▸ Problem description
The line containing "Give me a plain-text" marks the start; return it and every line after it in the listing below, exactly, through the last.

___ Data shown ___

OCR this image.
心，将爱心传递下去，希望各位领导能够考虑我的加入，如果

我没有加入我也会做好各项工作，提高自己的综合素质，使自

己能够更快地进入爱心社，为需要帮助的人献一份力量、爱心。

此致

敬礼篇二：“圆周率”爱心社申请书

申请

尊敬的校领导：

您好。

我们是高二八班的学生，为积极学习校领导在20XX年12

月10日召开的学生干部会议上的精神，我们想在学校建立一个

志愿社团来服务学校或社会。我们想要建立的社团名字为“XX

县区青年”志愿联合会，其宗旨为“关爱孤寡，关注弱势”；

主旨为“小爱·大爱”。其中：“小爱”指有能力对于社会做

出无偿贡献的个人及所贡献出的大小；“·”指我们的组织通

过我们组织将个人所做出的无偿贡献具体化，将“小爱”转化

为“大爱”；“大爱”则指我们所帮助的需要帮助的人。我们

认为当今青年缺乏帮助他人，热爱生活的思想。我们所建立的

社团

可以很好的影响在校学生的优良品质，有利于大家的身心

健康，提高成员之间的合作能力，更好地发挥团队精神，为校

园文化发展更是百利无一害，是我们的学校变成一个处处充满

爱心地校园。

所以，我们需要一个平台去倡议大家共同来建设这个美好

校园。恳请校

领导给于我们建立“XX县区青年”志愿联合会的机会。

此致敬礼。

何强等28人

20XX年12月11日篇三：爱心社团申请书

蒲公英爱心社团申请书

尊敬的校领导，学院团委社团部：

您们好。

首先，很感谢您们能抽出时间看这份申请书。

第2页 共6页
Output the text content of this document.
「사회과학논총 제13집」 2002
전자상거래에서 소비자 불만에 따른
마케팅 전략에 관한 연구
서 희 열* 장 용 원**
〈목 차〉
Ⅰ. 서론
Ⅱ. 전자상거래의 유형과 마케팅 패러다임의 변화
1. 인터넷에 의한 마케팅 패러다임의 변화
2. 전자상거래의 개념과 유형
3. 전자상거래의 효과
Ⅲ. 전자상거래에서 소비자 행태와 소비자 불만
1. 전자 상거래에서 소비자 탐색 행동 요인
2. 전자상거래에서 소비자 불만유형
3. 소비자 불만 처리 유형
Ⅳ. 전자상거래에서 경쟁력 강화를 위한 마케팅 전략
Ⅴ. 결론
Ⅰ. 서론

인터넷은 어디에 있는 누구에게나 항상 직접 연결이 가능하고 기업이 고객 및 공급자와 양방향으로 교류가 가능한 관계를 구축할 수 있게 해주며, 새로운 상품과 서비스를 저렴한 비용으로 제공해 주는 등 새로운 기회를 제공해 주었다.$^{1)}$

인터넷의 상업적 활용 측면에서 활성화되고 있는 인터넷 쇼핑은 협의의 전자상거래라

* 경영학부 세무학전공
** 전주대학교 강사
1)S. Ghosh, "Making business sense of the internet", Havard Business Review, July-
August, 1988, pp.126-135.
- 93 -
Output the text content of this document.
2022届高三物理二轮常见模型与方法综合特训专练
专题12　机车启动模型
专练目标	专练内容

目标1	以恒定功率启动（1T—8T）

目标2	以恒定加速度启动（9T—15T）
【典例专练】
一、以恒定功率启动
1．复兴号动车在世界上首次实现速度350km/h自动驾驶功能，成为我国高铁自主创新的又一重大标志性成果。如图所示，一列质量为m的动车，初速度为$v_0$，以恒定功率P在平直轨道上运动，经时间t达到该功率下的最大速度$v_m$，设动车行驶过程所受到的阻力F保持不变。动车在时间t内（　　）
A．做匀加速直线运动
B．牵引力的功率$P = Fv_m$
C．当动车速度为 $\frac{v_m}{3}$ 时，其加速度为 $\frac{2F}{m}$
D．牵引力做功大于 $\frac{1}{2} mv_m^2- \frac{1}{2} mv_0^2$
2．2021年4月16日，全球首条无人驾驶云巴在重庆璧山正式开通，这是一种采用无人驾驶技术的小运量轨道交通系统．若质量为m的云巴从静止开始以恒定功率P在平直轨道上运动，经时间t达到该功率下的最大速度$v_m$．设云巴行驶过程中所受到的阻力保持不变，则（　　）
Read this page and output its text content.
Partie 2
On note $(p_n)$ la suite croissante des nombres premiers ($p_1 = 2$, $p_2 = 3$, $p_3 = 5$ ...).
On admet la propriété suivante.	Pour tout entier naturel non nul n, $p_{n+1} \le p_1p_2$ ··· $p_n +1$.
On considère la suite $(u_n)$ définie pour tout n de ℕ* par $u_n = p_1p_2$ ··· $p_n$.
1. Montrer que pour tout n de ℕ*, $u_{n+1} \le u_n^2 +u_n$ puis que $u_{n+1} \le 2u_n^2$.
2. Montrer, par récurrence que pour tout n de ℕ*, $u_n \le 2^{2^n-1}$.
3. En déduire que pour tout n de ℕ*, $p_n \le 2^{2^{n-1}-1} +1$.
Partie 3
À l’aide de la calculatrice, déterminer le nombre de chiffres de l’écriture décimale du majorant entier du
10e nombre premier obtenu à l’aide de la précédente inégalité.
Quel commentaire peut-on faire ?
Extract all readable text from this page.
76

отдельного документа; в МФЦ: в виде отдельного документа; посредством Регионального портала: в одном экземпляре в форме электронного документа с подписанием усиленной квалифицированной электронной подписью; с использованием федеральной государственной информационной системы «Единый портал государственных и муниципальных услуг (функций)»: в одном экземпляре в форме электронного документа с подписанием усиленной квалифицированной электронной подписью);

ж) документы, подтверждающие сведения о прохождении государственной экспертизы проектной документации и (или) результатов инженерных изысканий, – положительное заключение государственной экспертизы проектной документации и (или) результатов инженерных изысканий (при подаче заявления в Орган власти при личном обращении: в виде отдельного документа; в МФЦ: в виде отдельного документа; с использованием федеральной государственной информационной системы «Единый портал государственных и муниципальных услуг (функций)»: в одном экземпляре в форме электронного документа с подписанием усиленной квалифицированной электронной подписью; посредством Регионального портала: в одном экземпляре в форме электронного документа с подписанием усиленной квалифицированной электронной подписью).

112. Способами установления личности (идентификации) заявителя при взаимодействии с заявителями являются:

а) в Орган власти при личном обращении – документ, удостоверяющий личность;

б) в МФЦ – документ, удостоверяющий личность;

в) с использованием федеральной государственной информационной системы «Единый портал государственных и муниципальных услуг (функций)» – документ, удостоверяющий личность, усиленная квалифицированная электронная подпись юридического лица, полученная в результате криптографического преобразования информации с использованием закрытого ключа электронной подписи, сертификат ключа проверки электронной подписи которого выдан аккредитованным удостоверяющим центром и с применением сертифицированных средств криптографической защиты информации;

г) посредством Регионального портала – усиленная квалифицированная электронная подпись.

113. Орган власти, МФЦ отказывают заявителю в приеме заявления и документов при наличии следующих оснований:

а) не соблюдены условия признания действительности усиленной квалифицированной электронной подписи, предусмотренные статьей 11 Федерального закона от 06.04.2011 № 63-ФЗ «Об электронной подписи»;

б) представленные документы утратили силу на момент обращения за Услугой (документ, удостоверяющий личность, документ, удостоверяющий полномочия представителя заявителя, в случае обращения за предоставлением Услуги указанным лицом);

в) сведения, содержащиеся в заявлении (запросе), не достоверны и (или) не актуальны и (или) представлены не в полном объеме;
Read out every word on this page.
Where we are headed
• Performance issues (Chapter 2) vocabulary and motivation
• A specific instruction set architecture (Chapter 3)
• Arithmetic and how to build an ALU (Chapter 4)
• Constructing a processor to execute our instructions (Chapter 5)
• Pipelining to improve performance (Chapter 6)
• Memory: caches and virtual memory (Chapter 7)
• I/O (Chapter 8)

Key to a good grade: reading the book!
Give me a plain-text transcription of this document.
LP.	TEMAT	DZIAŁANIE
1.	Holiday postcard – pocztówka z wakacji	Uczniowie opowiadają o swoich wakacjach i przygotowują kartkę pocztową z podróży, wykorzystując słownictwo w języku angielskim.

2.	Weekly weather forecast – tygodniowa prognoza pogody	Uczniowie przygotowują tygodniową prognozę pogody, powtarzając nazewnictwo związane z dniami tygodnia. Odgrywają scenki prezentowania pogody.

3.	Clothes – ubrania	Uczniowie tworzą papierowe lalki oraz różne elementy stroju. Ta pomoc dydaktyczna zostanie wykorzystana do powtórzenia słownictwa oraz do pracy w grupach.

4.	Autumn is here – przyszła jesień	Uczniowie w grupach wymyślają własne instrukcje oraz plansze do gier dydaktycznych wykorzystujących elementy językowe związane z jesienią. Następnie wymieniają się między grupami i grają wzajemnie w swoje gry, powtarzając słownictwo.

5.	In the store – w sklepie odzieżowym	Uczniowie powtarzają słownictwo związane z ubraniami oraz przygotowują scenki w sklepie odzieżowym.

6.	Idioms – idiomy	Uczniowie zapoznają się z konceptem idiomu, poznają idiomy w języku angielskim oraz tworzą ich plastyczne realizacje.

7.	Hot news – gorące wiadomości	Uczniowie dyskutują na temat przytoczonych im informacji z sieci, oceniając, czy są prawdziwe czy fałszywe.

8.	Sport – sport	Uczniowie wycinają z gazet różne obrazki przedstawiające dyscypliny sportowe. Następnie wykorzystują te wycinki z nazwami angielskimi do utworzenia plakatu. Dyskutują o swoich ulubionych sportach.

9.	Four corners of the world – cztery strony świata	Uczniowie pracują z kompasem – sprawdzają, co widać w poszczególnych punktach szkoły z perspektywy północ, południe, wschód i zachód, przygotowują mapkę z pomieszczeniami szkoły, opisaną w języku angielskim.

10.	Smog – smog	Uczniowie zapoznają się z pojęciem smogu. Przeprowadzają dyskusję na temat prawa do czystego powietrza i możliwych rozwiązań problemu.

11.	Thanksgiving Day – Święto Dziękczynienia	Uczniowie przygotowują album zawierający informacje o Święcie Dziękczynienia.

___

▸ Worked answer
Give me a plain-text transcription of this document.
LP.	TEMAT	DZIAŁANIE
1.	Holiday postcard – pocztówka z wakacji	Uczniowie opowiadają o swoich wakacjach i przygotowują kartkę pocztową z podróży, wykorzystując słownictwo w języku angielskim.

2.	Weekly weather forecast – tygodniowa prognoza pogody	Uczniowie przygotowują tygodniową prognozę pogody, powtarzając nazewnictwo związane z dniami tygodnia. Odgrywają scenki prezentowania pogody.

3.	Clothes – ubrania	Uczniowie tworzą papierowe lalki oraz różne elementy stroju. Ta pomoc dydaktyczna zostanie wykorzystana do powtórzenia słownictwa oraz do pracy w grupach.

4.	Autumn is here – przyszła jesień	Uczniowie w grupach wymyślają własne instrukcje oraz plansze do gier dydaktycznych wykorzystujących elementy językowe związane z jesienią. Następnie wymieniają się między grupami i grają wzajemnie w swoje gry, powtarzając słownictwo.

5.	In the store – w sklepie odzieżowym	Uczniowie powtarzają słownictwo związane z ubraniami oraz przygotowują scenki w sklepie odzieżowym.

6.	Idioms – idiomy	Uczniowie zapoznają się z konceptem idiomu, poznają idiomy w języku angielskim oraz tworzą ich plastyczne realizacje.

7.	Hot news – gorące wiadomości	Uczniowie dyskutują na temat przytoczonych im informacji z sieci, oceniając, czy są prawdziwe czy fałszywe.

8.	Sport – sport	Uczniowie wycinają z gazet różne obrazki przedstawiające dyscypliny sportowe. Następnie wykorzystują te wycinki z nazwami angielskimi do utworzenia plakatu. Dyskutują o swoich ulubionych sportach.

9.	Four corners of the world – cztery strony świata	Uczniowie pracują z kompasem – sprawdzają, co widać w poszczególnych punktach szkoły z perspektywy północ, południe, wschód i zachód, przygotowują mapkę z pomieszczeniami szkoły, opisaną w języku angielskim.

10.	Smog – smog	Uczniowie zapoznają się z pojęciem smogu. Przeprowadzają dyskusję na temat prawa do czystego powietrza i możliwych rozwiązań problemu.

11.	Thanksgiving Day – Święto Dziękczynienia	Uczniowie przygotowują album zawierający informacje o Święcie Dziękczynienia.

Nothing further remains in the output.